▶ What is being asked:
Look through the material below, count the lines containing the word "following", and state only the count.
═══ Available data
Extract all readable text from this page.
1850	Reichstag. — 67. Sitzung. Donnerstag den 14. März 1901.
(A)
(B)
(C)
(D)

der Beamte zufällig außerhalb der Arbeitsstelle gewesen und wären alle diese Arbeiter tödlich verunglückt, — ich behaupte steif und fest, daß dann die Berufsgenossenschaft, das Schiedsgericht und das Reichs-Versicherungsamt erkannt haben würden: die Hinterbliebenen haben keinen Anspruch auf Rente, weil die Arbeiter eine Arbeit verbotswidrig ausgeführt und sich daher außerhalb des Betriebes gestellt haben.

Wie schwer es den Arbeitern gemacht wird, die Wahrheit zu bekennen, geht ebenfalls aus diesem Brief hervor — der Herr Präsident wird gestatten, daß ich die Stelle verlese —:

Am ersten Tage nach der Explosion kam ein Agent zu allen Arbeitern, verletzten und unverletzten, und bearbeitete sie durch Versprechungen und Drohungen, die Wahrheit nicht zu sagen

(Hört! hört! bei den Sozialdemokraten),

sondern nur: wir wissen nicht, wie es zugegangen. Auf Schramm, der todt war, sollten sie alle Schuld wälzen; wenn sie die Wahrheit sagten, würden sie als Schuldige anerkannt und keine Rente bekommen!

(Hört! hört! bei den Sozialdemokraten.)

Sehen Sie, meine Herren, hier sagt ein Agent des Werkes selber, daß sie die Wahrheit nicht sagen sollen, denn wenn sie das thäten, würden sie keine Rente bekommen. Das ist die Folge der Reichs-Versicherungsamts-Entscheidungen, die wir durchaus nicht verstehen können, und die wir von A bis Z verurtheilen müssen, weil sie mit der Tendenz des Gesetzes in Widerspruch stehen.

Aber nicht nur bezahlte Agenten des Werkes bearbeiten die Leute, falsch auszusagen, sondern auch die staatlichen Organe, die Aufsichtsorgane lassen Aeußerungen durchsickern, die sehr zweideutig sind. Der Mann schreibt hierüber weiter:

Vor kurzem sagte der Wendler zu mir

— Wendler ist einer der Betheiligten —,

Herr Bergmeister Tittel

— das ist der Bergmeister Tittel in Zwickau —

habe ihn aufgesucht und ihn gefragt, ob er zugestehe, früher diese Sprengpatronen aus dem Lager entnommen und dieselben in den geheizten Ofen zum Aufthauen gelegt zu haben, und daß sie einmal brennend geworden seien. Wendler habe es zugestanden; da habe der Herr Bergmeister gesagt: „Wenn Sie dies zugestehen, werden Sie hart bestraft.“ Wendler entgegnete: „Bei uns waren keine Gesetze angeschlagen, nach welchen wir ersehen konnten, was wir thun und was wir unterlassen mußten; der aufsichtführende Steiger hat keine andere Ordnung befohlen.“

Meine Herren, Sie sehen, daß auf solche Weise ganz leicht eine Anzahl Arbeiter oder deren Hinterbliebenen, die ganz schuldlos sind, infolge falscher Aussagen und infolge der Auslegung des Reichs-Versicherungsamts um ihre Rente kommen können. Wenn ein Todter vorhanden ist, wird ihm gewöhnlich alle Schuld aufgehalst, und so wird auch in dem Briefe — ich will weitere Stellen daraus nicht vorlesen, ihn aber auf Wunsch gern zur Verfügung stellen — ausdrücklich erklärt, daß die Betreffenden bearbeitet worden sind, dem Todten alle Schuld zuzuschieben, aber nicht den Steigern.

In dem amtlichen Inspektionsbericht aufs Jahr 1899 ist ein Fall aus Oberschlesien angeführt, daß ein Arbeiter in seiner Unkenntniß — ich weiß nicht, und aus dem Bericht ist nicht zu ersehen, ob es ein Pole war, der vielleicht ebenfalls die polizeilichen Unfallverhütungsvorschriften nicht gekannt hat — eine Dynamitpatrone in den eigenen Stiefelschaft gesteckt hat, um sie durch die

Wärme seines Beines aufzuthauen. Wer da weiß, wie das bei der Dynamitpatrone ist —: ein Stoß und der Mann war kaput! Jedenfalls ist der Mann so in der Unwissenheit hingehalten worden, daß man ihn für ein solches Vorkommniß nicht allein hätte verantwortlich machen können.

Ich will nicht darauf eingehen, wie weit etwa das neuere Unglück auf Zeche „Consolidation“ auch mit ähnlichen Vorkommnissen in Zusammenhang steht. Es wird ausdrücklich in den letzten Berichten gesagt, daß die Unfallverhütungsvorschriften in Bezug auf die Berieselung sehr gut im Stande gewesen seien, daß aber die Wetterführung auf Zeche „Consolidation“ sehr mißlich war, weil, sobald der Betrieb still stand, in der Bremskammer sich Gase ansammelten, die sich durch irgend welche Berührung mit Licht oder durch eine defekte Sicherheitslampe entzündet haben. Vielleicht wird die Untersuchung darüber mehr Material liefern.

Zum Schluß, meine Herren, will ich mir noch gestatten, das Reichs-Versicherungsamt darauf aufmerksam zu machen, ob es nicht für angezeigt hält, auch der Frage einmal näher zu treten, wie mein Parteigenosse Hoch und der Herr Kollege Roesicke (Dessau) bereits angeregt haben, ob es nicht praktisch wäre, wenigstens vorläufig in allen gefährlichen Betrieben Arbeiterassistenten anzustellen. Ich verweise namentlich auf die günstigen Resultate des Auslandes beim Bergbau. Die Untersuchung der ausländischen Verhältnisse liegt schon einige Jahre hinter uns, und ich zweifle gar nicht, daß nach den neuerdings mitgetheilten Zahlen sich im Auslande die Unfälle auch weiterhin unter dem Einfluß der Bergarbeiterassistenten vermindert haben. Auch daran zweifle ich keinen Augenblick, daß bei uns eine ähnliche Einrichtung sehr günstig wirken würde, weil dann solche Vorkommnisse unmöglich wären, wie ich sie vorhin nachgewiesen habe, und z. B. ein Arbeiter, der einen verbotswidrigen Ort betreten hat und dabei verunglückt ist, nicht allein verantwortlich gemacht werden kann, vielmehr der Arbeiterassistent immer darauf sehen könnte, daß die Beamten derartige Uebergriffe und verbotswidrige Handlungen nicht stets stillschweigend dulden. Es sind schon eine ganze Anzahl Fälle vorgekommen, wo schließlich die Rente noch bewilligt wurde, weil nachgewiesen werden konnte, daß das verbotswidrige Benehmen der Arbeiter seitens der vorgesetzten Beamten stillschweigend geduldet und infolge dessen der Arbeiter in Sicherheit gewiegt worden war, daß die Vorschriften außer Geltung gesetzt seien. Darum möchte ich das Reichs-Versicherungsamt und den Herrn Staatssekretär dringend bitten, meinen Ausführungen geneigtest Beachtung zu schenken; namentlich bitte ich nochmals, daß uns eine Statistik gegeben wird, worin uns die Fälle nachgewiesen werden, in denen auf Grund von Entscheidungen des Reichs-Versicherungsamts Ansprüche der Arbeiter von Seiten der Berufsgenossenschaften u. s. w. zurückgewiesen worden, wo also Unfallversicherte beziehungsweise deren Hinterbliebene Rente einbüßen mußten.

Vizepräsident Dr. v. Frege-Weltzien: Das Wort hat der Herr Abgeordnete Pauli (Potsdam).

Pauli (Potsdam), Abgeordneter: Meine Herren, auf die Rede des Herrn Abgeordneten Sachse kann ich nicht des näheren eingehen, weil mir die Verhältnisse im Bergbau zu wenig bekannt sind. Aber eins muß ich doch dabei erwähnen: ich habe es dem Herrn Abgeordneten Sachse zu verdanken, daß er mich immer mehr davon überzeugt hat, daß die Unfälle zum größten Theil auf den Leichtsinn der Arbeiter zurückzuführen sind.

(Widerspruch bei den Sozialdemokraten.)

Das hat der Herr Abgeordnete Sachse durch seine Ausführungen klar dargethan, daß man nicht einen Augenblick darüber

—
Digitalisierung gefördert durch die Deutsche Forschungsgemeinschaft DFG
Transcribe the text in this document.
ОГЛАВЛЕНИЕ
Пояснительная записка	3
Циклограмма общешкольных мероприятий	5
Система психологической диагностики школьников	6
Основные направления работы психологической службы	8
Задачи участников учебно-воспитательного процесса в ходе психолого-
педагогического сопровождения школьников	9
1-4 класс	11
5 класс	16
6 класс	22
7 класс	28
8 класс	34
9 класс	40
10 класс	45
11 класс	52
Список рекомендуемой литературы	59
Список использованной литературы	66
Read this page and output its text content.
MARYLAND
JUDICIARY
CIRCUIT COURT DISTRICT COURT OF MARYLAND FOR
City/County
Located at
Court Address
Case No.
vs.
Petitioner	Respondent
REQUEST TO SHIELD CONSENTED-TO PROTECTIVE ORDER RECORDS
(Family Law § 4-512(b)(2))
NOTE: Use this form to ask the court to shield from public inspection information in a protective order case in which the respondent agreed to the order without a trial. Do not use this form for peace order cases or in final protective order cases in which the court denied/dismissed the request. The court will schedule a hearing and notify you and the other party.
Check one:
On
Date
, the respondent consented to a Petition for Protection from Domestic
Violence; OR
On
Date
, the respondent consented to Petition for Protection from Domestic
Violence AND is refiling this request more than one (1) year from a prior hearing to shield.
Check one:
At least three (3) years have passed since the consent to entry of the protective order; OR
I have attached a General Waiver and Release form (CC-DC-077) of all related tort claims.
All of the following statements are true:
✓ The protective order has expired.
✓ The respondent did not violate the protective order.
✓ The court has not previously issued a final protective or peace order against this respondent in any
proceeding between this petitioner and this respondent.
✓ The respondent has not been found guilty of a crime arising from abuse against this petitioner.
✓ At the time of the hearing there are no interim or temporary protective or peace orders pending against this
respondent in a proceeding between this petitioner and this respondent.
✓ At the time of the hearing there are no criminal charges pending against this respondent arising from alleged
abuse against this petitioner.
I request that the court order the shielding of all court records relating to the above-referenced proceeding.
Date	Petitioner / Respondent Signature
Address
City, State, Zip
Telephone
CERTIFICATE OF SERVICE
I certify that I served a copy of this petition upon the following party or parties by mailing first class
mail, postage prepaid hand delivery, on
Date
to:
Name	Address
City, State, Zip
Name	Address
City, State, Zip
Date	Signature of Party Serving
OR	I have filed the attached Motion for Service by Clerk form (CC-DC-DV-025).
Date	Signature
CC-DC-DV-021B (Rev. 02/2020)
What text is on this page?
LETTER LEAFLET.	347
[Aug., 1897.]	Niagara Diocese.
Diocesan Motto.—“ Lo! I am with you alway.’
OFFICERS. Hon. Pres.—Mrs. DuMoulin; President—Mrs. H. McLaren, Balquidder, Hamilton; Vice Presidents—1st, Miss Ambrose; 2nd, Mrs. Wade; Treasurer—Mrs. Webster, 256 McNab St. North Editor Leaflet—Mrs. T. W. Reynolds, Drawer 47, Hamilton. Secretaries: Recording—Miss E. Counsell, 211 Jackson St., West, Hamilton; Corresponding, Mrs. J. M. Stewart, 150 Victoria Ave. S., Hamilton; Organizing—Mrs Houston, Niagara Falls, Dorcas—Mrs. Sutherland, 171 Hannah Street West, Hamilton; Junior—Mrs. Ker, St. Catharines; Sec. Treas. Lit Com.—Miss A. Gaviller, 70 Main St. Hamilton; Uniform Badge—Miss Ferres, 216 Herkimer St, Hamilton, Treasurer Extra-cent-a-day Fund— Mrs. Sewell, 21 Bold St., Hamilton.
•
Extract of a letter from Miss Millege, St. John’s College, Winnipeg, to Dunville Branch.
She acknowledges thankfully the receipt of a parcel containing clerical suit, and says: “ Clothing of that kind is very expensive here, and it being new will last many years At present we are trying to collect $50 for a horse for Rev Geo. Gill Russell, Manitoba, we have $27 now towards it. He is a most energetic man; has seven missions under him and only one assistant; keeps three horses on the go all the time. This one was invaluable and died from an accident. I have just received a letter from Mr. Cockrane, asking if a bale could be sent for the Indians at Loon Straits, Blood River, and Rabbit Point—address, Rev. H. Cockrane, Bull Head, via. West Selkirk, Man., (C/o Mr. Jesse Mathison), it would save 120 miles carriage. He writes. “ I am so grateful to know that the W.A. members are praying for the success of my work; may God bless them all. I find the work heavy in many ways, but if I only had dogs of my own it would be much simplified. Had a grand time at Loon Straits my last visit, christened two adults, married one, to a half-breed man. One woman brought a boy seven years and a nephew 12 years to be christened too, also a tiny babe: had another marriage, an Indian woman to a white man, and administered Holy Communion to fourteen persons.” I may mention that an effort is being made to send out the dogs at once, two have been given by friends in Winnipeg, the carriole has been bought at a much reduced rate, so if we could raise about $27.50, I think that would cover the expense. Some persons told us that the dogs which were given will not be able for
══════
▶ Written answer:
2